* [WHAT YOU ARE ASKED TO DO]:
The records below hold pictures; please leave those out and retype the rest exactly.

(Data records)
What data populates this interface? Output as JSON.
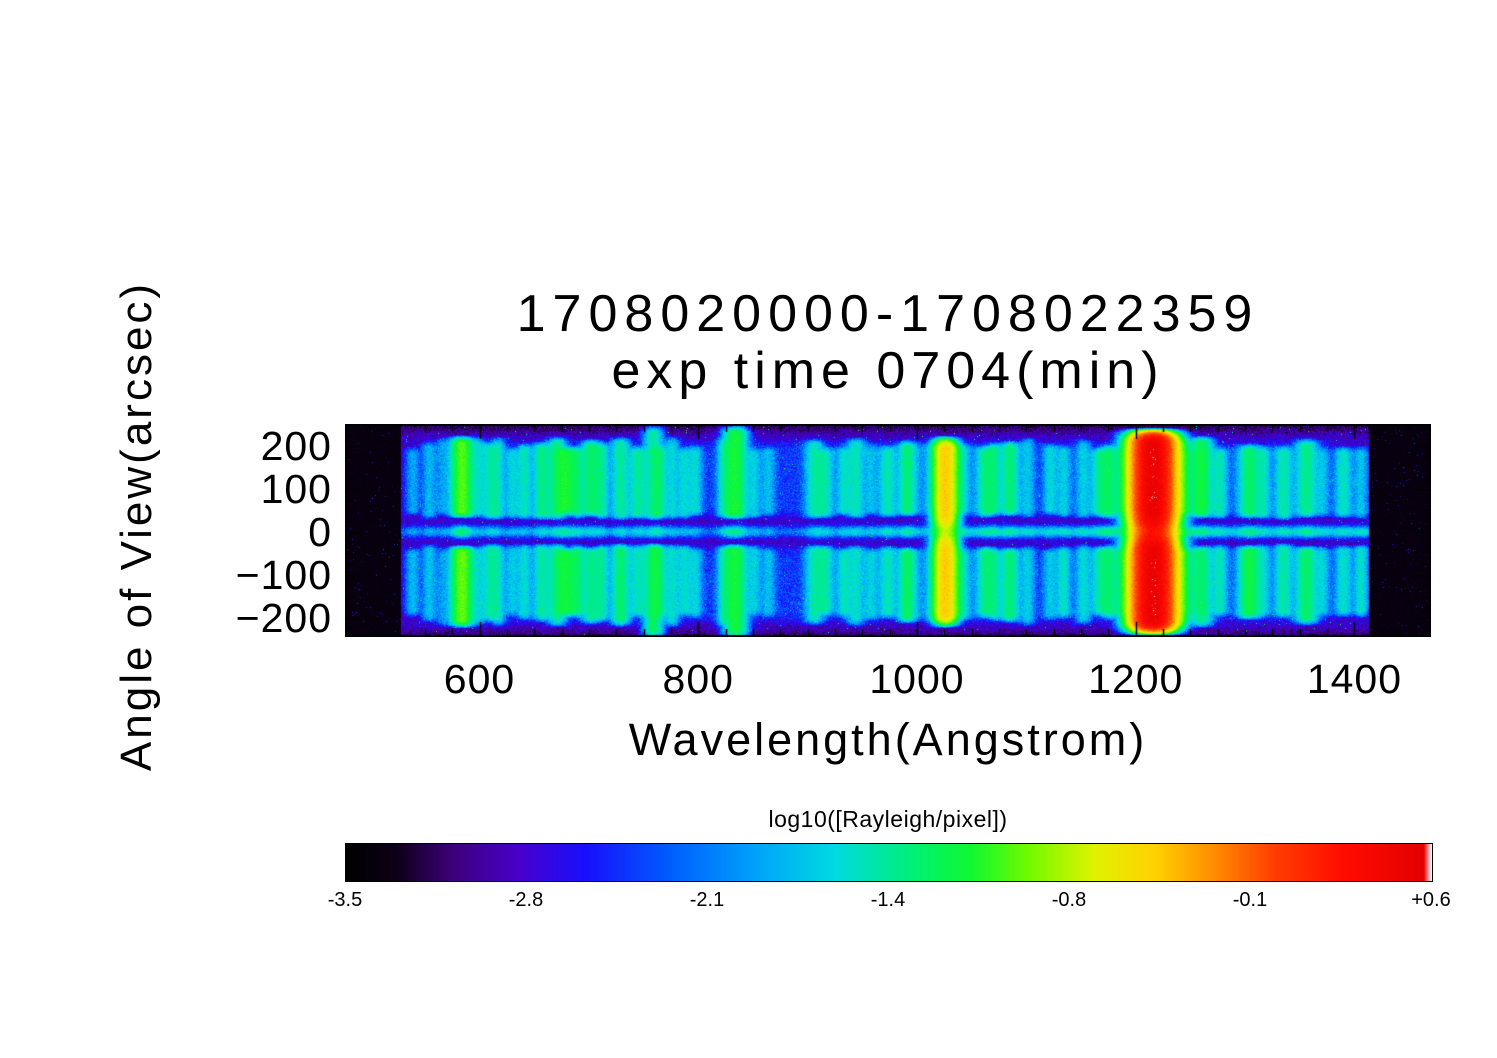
{
  "chart_data": {
    "type": "heatmap",
    "title": "1708020000-1708022359",
    "subtitle": "exp time 0704(min)",
    "xlabel": "Wavelength(Angstrom)",
    "ylabel": "Angle of View(arcsec)",
    "xlim": [
      477,
      1470
    ],
    "ylim": [
      -245,
      251
    ],
    "x_ticks": [
      600,
      800,
      1000,
      1200,
      1400
    ],
    "x_tick_labels": [
      "600",
      "800",
      "1000",
      "1200",
      "1400"
    ],
    "x_major_step": 200,
    "x_minor_step": 25,
    "y_ticks": [
      200,
      100,
      0,
      -100,
      -200
    ],
    "y_tick_labels": [
      "200",
      "100",
      "0",
      "−100",
      "−200"
    ],
    "y_major_step": 100,
    "y_minor_step": 25,
    "data_wavelength_range": [
      528,
      1413
    ],
    "grid": false,
    "colors": {
      "background": "#ffffff",
      "text": "#000000",
      "frame": "#000000"
    },
    "colorbar": {
      "label": "log10([Rayleigh/pixel])",
      "tick_labels": [
        "-3.5",
        "-2.8",
        "-2.1",
        "-1.4",
        "-0.8",
        "-0.1",
        "+0.6"
      ],
      "min": -3.5,
      "max": 0.6,
      "position": "bottom"
    },
    "colormap_stops": [
      [
        0.0,
        0,
        0,
        0
      ],
      [
        0.045,
        12,
        0,
        22
      ],
      [
        0.1,
        62,
        0,
        125
      ],
      [
        0.16,
        72,
        0,
        205
      ],
      [
        0.22,
        25,
        15,
        252
      ],
      [
        0.3,
        0,
        95,
        255
      ],
      [
        0.38,
        0,
        165,
        250
      ],
      [
        0.45,
        0,
        218,
        225
      ],
      [
        0.52,
        0,
        240,
        120
      ],
      [
        0.575,
        15,
        248,
        50
      ],
      [
        0.63,
        115,
        250,
        0
      ],
      [
        0.69,
        225,
        242,
        0
      ],
      [
        0.745,
        255,
        210,
        0
      ],
      [
        0.8,
        255,
        140,
        0
      ],
      [
        0.855,
        255,
        62,
        0
      ],
      [
        0.92,
        255,
        12,
        0
      ],
      [
        0.993,
        228,
        0,
        0
      ],
      [
        1.0,
        255,
        255,
        255
      ]
    ],
    "background_log_intensity": -2.82,
    "center_line": {
      "y_arcsec": 0,
      "sigma_arcsec": 7,
      "log_intensity_left": -2.35,
      "log_intensity_right": -1.8
    },
    "torus_lobes": {
      "inner_arcsec": 30,
      "outer_arcsec": 200
    },
    "emission_lines_format": [
      "wavelength_angstrom",
      "log10_peak_rayleigh_per_pixel",
      "sigma_angstrom",
      "kind"
    ],
    "emission_lines": [
      [
        539,
        -1.95,
        4,
        "normal"
      ],
      [
        554,
        -1.85,
        4,
        "normal"
      ],
      [
        566,
        -2.0,
        4,
        "normal"
      ],
      [
        584,
        -1.05,
        6,
        "normal"
      ],
      [
        599,
        -1.9,
        4,
        "normal"
      ],
      [
        610,
        -1.6,
        5,
        "normal"
      ],
      [
        617,
        -1.8,
        4,
        "normal"
      ],
      [
        630,
        -1.75,
        4,
        "normal"
      ],
      [
        641,
        -1.7,
        4,
        "normal"
      ],
      [
        657,
        -1.45,
        5,
        "normal"
      ],
      [
        671,
        -1.5,
        5,
        "normal"
      ],
      [
        680,
        -1.3,
        6,
        "normal"
      ],
      [
        690,
        -1.55,
        4,
        "normal"
      ],
      [
        702,
        -1.45,
        5,
        "normal"
      ],
      [
        712,
        -1.6,
        4,
        "normal"
      ],
      [
        729,
        -1.45,
        5,
        "normal"
      ],
      [
        745,
        -1.5,
        5,
        "normal"
      ],
      [
        759,
        -1.4,
        5,
        "tall"
      ],
      [
        765,
        -1.55,
        4,
        "normal"
      ],
      [
        776,
        -1.65,
        4,
        "normal"
      ],
      [
        787,
        -1.75,
        4,
        "normal"
      ],
      [
        797,
        -1.8,
        4,
        "normal"
      ],
      [
        824,
        -1.65,
        4,
        "normal"
      ],
      [
        834,
        -1.15,
        6,
        "tall"
      ],
      [
        851,
        -1.8,
        4,
        "normal"
      ],
      [
        864,
        -1.9,
        4,
        "normal"
      ],
      [
        906,
        -1.55,
        5,
        "normal"
      ],
      [
        916,
        -1.6,
        5,
        "normal"
      ],
      [
        933,
        -1.7,
        4,
        "normal"
      ],
      [
        944,
        -1.6,
        5,
        "normal"
      ],
      [
        958,
        -1.85,
        4,
        "normal"
      ],
      [
        973,
        -1.5,
        5,
        "normal"
      ],
      [
        991,
        -1.4,
        5,
        "normal"
      ],
      [
        1026,
        -0.45,
        6,
        "beta"
      ],
      [
        1026,
        -2.0,
        18,
        "normal"
      ],
      [
        1041,
        -1.7,
        4,
        "normal"
      ],
      [
        1063,
        -1.5,
        5,
        "normal"
      ],
      [
        1071,
        -1.55,
        4,
        "normal"
      ],
      [
        1085,
        -1.45,
        5,
        "normal"
      ],
      [
        1101,
        -1.75,
        4,
        "normal"
      ],
      [
        1122,
        -1.8,
        4,
        "normal"
      ],
      [
        1134,
        -1.7,
        4,
        "normal"
      ],
      [
        1152,
        -1.75,
        4,
        "normal"
      ],
      [
        1168,
        -1.6,
        5,
        "normal"
      ],
      [
        1176,
        -1.5,
        5,
        "normal"
      ],
      [
        1216,
        0.5,
        10,
        "lya"
      ],
      [
        1216,
        -1.5,
        28,
        "normal"
      ],
      [
        1241,
        -1.55,
        5,
        "normal"
      ],
      [
        1260,
        -1.35,
        6,
        "normal"
      ],
      [
        1277,
        -1.7,
        4,
        "normal"
      ],
      [
        1304,
        -1.3,
        6,
        "normal"
      ],
      [
        1317,
        -1.75,
        4,
        "normal"
      ],
      [
        1335,
        -1.6,
        5,
        "normal"
      ],
      [
        1356,
        -1.35,
        6,
        "normal"
      ],
      [
        1371,
        -1.8,
        4,
        "normal"
      ],
      [
        1390,
        -1.65,
        5,
        "normal"
      ],
      [
        1406,
        -1.7,
        4,
        "normal"
      ]
    ]
  }
}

* [RIGHT ANSWER]:
What data populates this interface? Output as JSON.
{
  "chart_data": {
    "type": "heatmap",
    "title": "1708020000-1708022359",
    "subtitle": "exp time 0704(min)",
    "xlabel": "Wavelength(Angstrom)",
    "ylabel": "Angle of View(arcsec)",
    "xlim": [
      477,
      1470
    ],
    "ylim": [
      -245,
      251
    ],
    "x_ticks": [
      600,
      800,
      1000,
      1200,
      1400
    ],
    "x_tick_labels": [
      "600",
      "800",
      "1000",
      "1200",
      "1400"
    ],
    "x_major_step": 200,
    "x_minor_step": 25,
    "y_ticks": [
      200,
      100,
      0,
      -100,
      -200
    ],
    "y_tick_labels": [
      "200",
      "100",
      "0",
      "−100",
      "−200"
    ],
    "y_major_step": 100,
    "y_minor_step": 25,
    "data_wavelength_range": [
      528,
      1413
    ],
    "grid": false,
    "colors": {
      "background": "#ffffff",
      "text": "#000000",
      "frame": "#000000"
    },
    "colorbar": {
      "label": "log10([Rayleigh/pixel])",
      "tick_labels": [
        "-3.5",
        "-2.8",
        "-2.1",
        "-1.4",
        "-0.8",
        "-0.1",
        "+0.6"
      ],
      "min": -3.5,
      "max": 0.6,
      "position": "bottom"
    },
    "colormap_stops": [
      [
        0.0,
        0,
        0,
        0
      ],
      [
        0.045,
        12,
        0,
        22
      ],
      [
        0.1,
        62,
        0,
        125
      ],
      [
        0.16,
        72,
        0,
        205
      ],
      [
        0.22,
        25,
        15,
        252
      ],
      [
        0.3,
        0,
        95,
        255
      ],
      [
        0.38,
        0,
        165,
        250
      ],
      [
        0.45,
        0,
        218,
        225
      ],
      [
        0.52,
        0,
        240,
        120
      ],
      [
        0.575,
        15,
        248,
        50
      ],
      [
        0.63,
        115,
        250,
        0
      ],
      [
        0.69,
        225,
        242,
        0
      ],
      [
        0.745,
        255,
        210,
        0
      ],
      [
        0.8,
        255,
        140,
        0
      ],
      [
        0.855,
        255,
        62,
        0
      ],
      [
        0.92,
        255,
        12,
        0
      ],
      [
        0.993,
        228,
        0,
        0
      ],
      [
        1.0,
        255,
        255,
        255
      ]
    ],
    "background_log_intensity": -2.82,
    "center_line": {
      "y_arcsec": 0,
      "sigma_arcsec": 7,
      "log_intensity_left": -2.35,
      "log_intensity_right": -1.8
    },
    "torus_lobes": {
      "inner_arcsec": 30,
      "outer_arcsec": 200
    },
    "emission_lines_format": [
      "wavelength_angstrom",
      "log10_peak_rayleigh_per_pixel",
      "sigma_angstrom",
      "kind"
    ],
    "emission_lines": [
      [
        539,
        -1.95,
        4,
        "normal"
      ],
      [
        554,
        -1.85,
        4,
        "normal"
      ],
      [
        566,
        -2.0,
        4,
        "normal"
      ],
      [
        584,
        -1.05,
        6,
        "normal"
      ],
      [
        599,
        -1.9,
        4,
        "normal"
      ],
      [
        610,
        -1.6,
        5,
        "normal"
      ],
      [
        617,
        -1.8,
        4,
        "normal"
      ],
      [
        630,
        -1.75,
        4,
        "normal"
      ],
      [
        641,
        -1.7,
        4,
        "normal"
      ],
      [
        657,
        -1.45,
        5,
        "normal"
      ],
      [
        671,
        -1.5,
        5,
        "normal"
      ],
      [
        680,
        -1.3,
        6,
        "normal"
      ],
      [
        690,
        -1.55,
        4,
        "normal"
      ],
      [
        702,
        -1.45,
        5,
        "normal"
      ],
      [
        712,
        -1.6,
        4,
        "normal"
      ],
      [
        729,
        -1.45,
        5,
        "normal"
      ],
      [
        745,
        -1.5,
        5,
        "normal"
      ],
      [
        759,
        -1.4,
        5,
        "tall"
      ],
      [
        765,
        -1.55,
        4,
        "normal"
      ],
      [
        776,
        -1.65,
        4,
        "normal"
      ],
      [
        787,
        -1.75,
        4,
        "normal"
      ],
      [
        797,
        -1.8,
        4,
        "normal"
      ],
      [
        824,
        -1.65,
        4,
        "normal"
      ],
      [
        834,
        -1.15,
        6,
        "tall"
      ],
      [
        851,
        -1.8,
        4,
        "normal"
      ],
      [
        864,
        -1.9,
        4,
        "normal"
      ],
      [
        906,
        -1.55,
        5,
        "normal"
      ],
      [
        916,
        -1.6,
        5,
        "normal"
      ],
      [
        933,
        -1.7,
        4,
        "normal"
      ],
      [
        944,
        -1.6,
        5,
        "normal"
      ],
      [
        958,
        -1.85,
        4,
        "normal"
      ],
      [
        973,
        -1.5,
        5,
        "normal"
      ],
      [
        991,
        -1.4,
        5,
        "normal"
      ],
      [
        1026,
        -0.45,
        6,
        "beta"
      ],
      [
        1026,
        -2.0,
        18,
        "normal"
      ],
      [
        1041,
        -1.7,
        4,
        "normal"
      ],
      [
        1063,
        -1.5,
        5,
        "normal"
      ],
      [
        1071,
        -1.55,
        4,
        "normal"
      ],
      [
        1085,
        -1.45,
        5,
        "normal"
      ],
      [
        1101,
        -1.75,
        4,
        "normal"
      ],
      [
        1122,
        -1.8,
        4,
        "normal"
      ],
      [
        1134,
        -1.7,
        4,
        "normal"
      ],
      [
        1152,
        -1.75,
        4,
        "normal"
      ],
      [
        1168,
        -1.6,
        5,
        "normal"
      ],
      [
        1176,
        -1.5,
        5,
        "normal"
      ],
      [
        1216,
        0.5,
        10,
        "lya"
      ],
      [
        1216,
        -1.5,
        28,
        "normal"
      ],
      [
        1241,
        -1.55,
        5,
        "normal"
      ],
      [
        1260,
        -1.35,
        6,
        "normal"
      ],
      [
        1277,
        -1.7,
        4,
        "normal"
      ],
      [
        1304,
        -1.3,
        6,
        "normal"
      ],
      [
        1317,
        -1.75,
        4,
        "normal"
      ],
      [
        1335,
        -1.6,
        5,
        "normal"
      ],
      [
        1356,
        -1.35,
        6,
        "normal"
      ],
      [
        1371,
        -1.8,
        4,
        "normal"
      ],
      [
        1390,
        -1.65,
        5,
        "normal"
      ],
      [
        1406,
        -1.7,
        4,
        "normal"
      ]
    ]
  }
}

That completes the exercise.